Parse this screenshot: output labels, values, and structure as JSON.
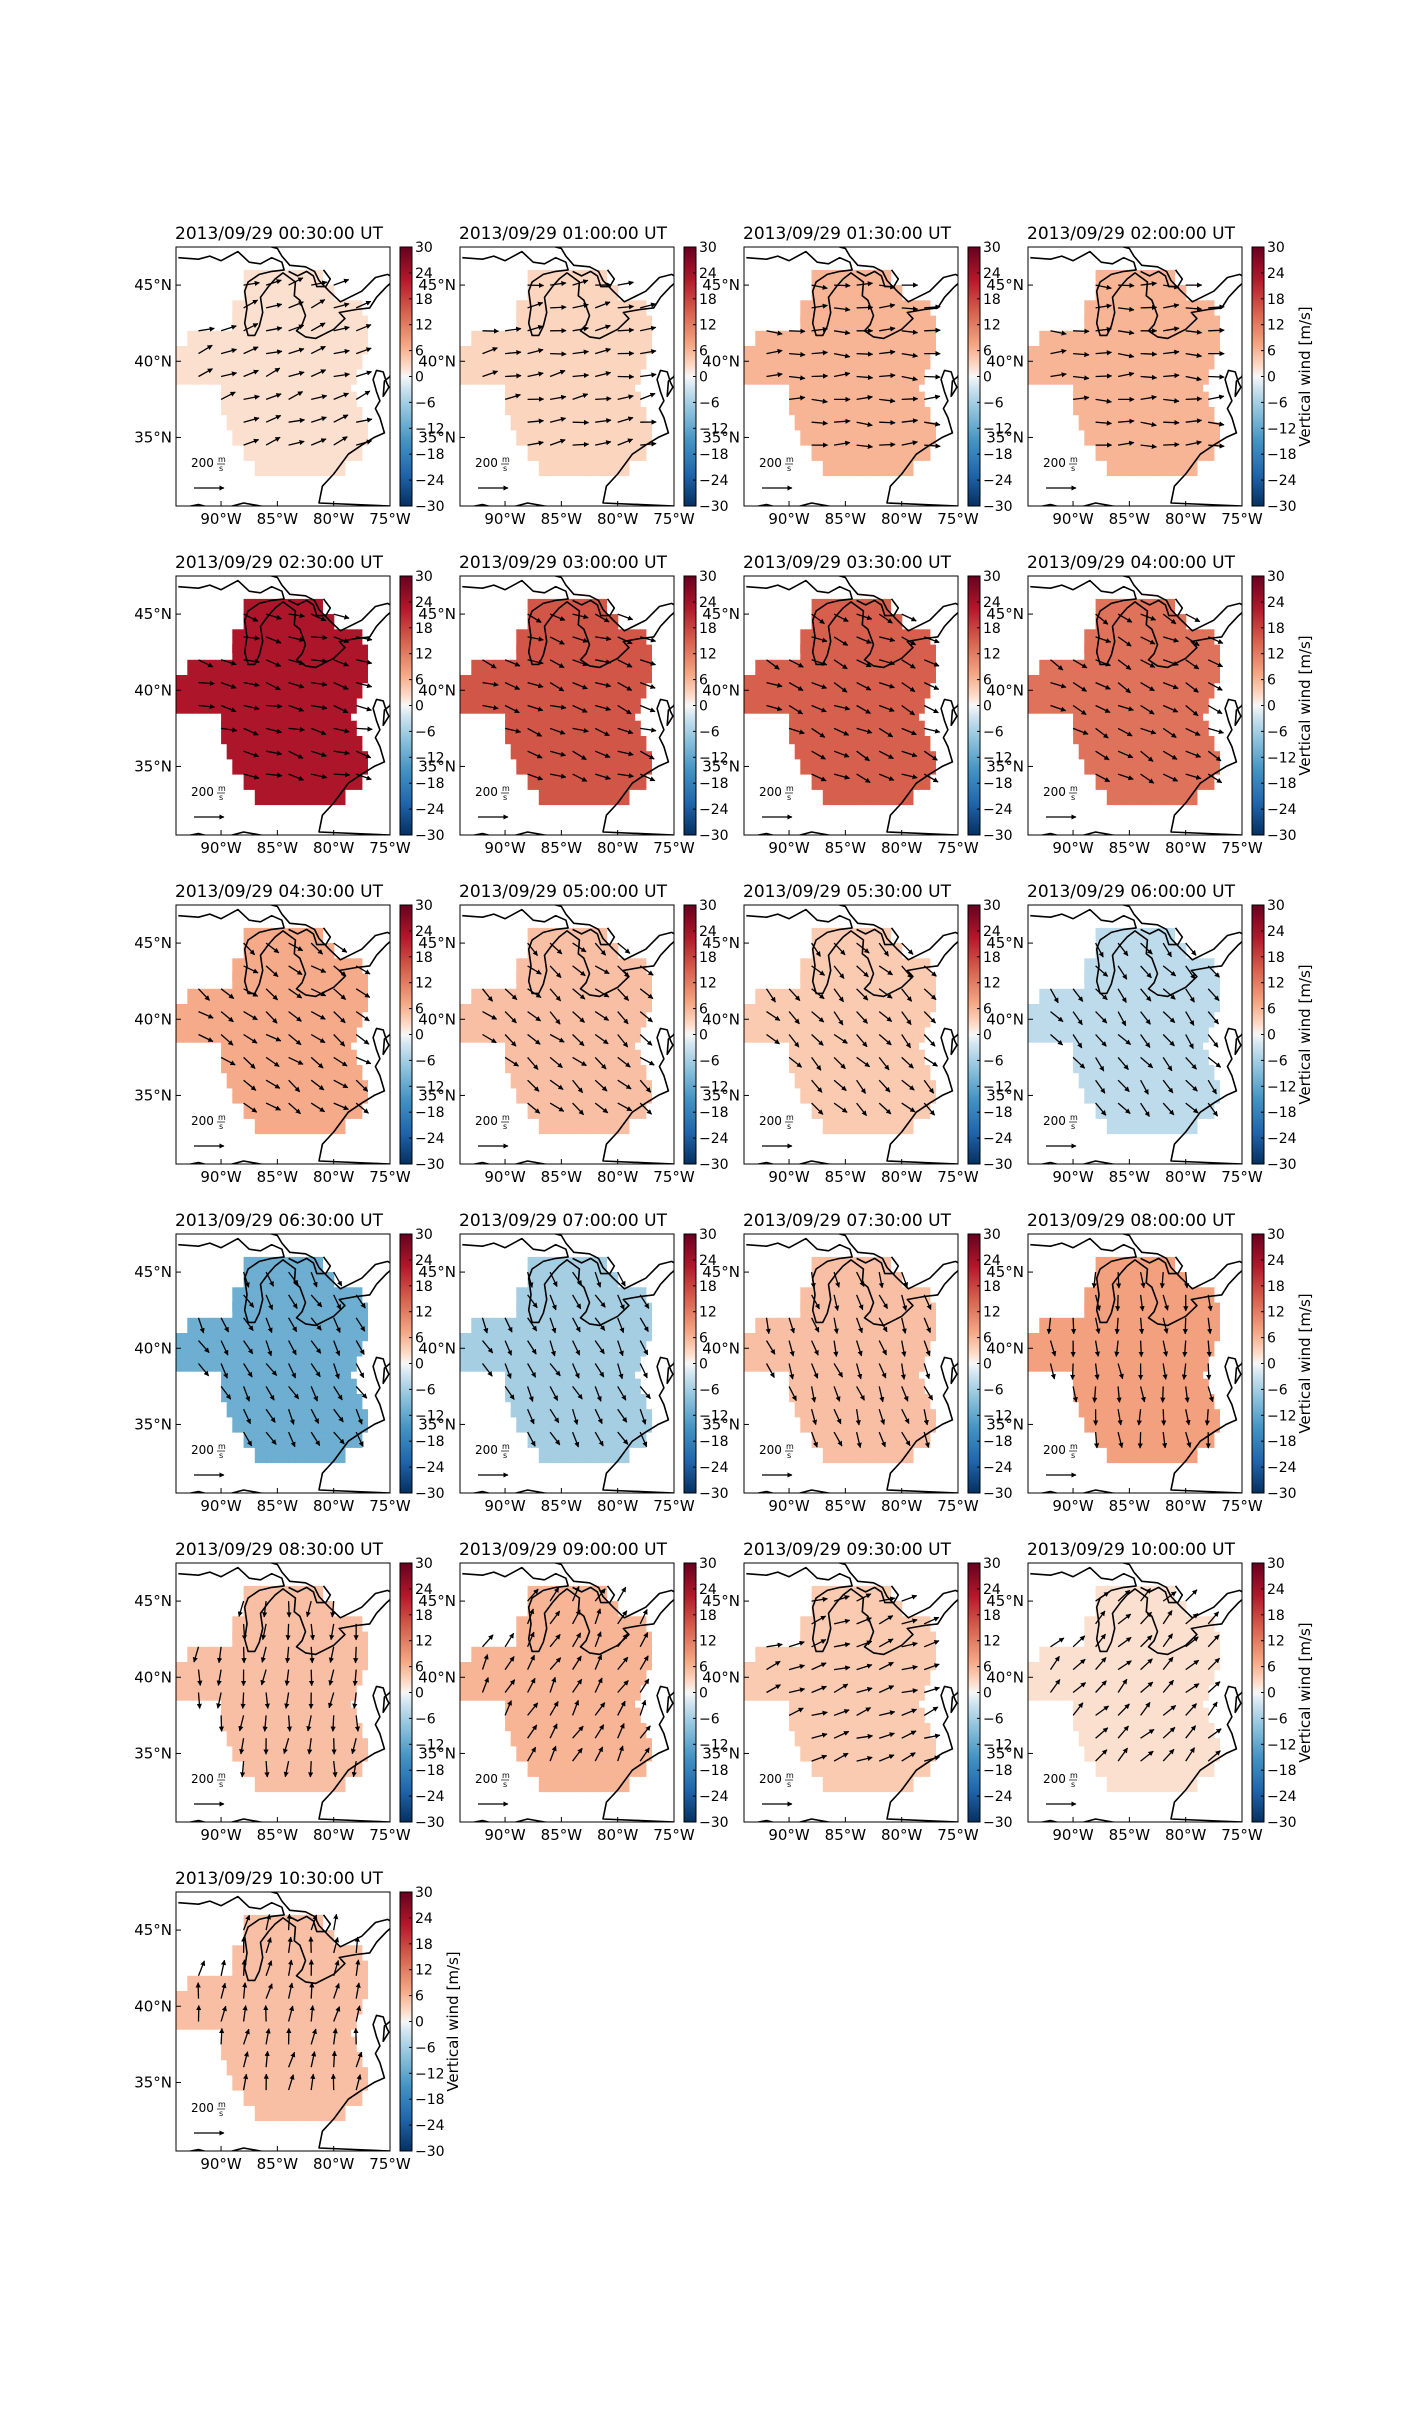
{
  "chart_data": {
    "type": "heatmap",
    "description_type": "map small multiples with quiver vectors",
    "colormap": "RdBu_r",
    "colorbar": {
      "label": "Vertical wind [m/s]",
      "range": [
        -30,
        30
      ],
      "ticks": [
        "30",
        "24",
        "18",
        "12",
        "6",
        "0",
        "−6",
        "−12",
        "−18",
        "−24",
        "−30"
      ]
    },
    "x_ticks": [
      "90°W",
      "85°W",
      "80°W",
      "75°W"
    ],
    "y_ticks": [
      "45°N",
      "40°N",
      "35°N"
    ],
    "lon_range": [
      -94,
      -75
    ],
    "lat_range": [
      30.5,
      47.5
    ],
    "reference_arrow": {
      "value": 200,
      "label": "200",
      "unit_num": "m",
      "unit_den": "s"
    },
    "panels": [
      {
        "title": "2013/09/29 00:30:00 UT",
        "vertical_wind": 2,
        "vector_dir": 20
      },
      {
        "title": "2013/09/29 01:00:00 UT",
        "vertical_wind": 3,
        "vector_dir": 10
      },
      {
        "title": "2013/09/29 01:30:00 UT",
        "vertical_wind": 6,
        "vector_dir": 0
      },
      {
        "title": "2013/09/29 02:00:00 UT",
        "vertical_wind": 6,
        "vector_dir": 0
      },
      {
        "title": "2013/09/29 02:30:00 UT",
        "vertical_wind": 23,
        "vector_dir": -15
      },
      {
        "title": "2013/09/29 03:00:00 UT",
        "vertical_wind": 16,
        "vector_dir": -20
      },
      {
        "title": "2013/09/29 03:30:00 UT",
        "vertical_wind": 15,
        "vector_dir": -25
      },
      {
        "title": "2013/09/29 04:00:00 UT",
        "vertical_wind": 13,
        "vector_dir": -28
      },
      {
        "title": "2013/09/29 04:30:00 UT",
        "vertical_wind": 7,
        "vector_dir": -35
      },
      {
        "title": "2013/09/29 05:00:00 UT",
        "vertical_wind": 5,
        "vector_dir": -40
      },
      {
        "title": "2013/09/29 05:30:00 UT",
        "vertical_wind": 4,
        "vector_dir": -45
      },
      {
        "title": "2013/09/29 06:00:00 UT",
        "vertical_wind": -4,
        "vector_dir": -50
      },
      {
        "title": "2013/09/29 06:30:00 UT",
        "vertical_wind": -11,
        "vector_dir": -60
      },
      {
        "title": "2013/09/29 07:00:00 UT",
        "vertical_wind": -6,
        "vector_dir": -62
      },
      {
        "title": "2013/09/29 07:30:00 UT",
        "vertical_wind": 5,
        "vector_dir": -70
      },
      {
        "title": "2013/09/29 08:00:00 UT",
        "vertical_wind": 8,
        "vector_dir": -85
      },
      {
        "title": "2013/09/29 08:30:00 UT",
        "vertical_wind": 5,
        "vector_dir": -95
      },
      {
        "title": "2013/09/29 09:00:00 UT",
        "vertical_wind": 6,
        "vector_dir": 60
      },
      {
        "title": "2013/09/29 09:30:00 UT",
        "vertical_wind": 4,
        "vector_dir": 20
      },
      {
        "title": "2013/09/29 10:00:00 UT",
        "vertical_wind": 2,
        "vector_dir": 45
      },
      {
        "title": "2013/09/29 10:30:00 UT",
        "vertical_wind": 5,
        "vector_dir": 80
      }
    ]
  }
}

━━━

Problem to work on: Without the pictures, print the whole listing exactly as given.

Written reply:
Parse this screenshot: output labels, values, and structure as JSON.
{
  "chart_data": {
    "type": "heatmap",
    "description_type": "map small multiples with quiver vectors",
    "colormap": "RdBu_r",
    "colorbar": {
      "label": "Vertical wind [m/s]",
      "range": [
        -30,
        30
      ],
      "ticks": [
        "30",
        "24",
        "18",
        "12",
        "6",
        "0",
        "−6",
        "−12",
        "−18",
        "−24",
        "−30"
      ]
    },
    "x_ticks": [
      "90°W",
      "85°W",
      "80°W",
      "75°W"
    ],
    "y_ticks": [
      "45°N",
      "40°N",
      "35°N"
    ],
    "lon_range": [
      -94,
      -75
    ],
    "lat_range": [
      30.5,
      47.5
    ],
    "reference_arrow": {
      "value": 200,
      "label": "200",
      "unit_num": "m",
      "unit_den": "s"
    },
    "panels": [
      {
        "title": "2013/09/29 00:30:00 UT",
        "vertical_wind": 2,
        "vector_dir": 20
      },
      {
        "title": "2013/09/29 01:00:00 UT",
        "vertical_wind": 3,
        "vector_dir": 10
      },
      {
        "title": "2013/09/29 01:30:00 UT",
        "vertical_wind": 6,
        "vector_dir": 0
      },
      {
        "title": "2013/09/29 02:00:00 UT",
        "vertical_wind": 6,
        "vector_dir": 0
      },
      {
        "title": "2013/09/29 02:30:00 UT",
        "vertical_wind": 23,
        "vector_dir": -15
      },
      {
        "title": "2013/09/29 03:00:00 UT",
        "vertical_wind": 16,
        "vector_dir": -20
      },
      {
        "title": "2013/09/29 03:30:00 UT",
        "vertical_wind": 15,
        "vector_dir": -25
      },
      {
        "title": "2013/09/29 04:00:00 UT",
        "vertical_wind": 13,
        "vector_dir": -28
      },
      {
        "title": "2013/09/29 04:30:00 UT",
        "vertical_wind": 7,
        "vector_dir": -35
      },
      {
        "title": "2013/09/29 05:00:00 UT",
        "vertical_wind": 5,
        "vector_dir": -40
      },
      {
        "title": "2013/09/29 05:30:00 UT",
        "vertical_wind": 4,
        "vector_dir": -45
      },
      {
        "title": "2013/09/29 06:00:00 UT",
        "vertical_wind": -4,
        "vector_dir": -50
      },
      {
        "title": "2013/09/29 06:30:00 UT",
        "vertical_wind": -11,
        "vector_dir": -60
      },
      {
        "title": "2013/09/29 07:00:00 UT",
        "vertical_wind": -6,
        "vector_dir": -62
      },
      {
        "title": "2013/09/29 07:30:00 UT",
        "vertical_wind": 5,
        "vector_dir": -70
      },
      {
        "title": "2013/09/29 08:00:00 UT",
        "vertical_wind": 8,
        "vector_dir": -85
      },
      {
        "title": "2013/09/29 08:30:00 UT",
        "vertical_wind": 5,
        "vector_dir": -95
      },
      {
        "title": "2013/09/29 09:00:00 UT",
        "vertical_wind": 6,
        "vector_dir": 60
      },
      {
        "title": "2013/09/29 09:30:00 UT",
        "vertical_wind": 4,
        "vector_dir": 20
      },
      {
        "title": "2013/09/29 10:00:00 UT",
        "vertical_wind": 2,
        "vector_dir": 45
      },
      {
        "title": "2013/09/29 10:30:00 UT",
        "vertical_wind": 5,
        "vector_dir": 80
      }
    ]
  }
}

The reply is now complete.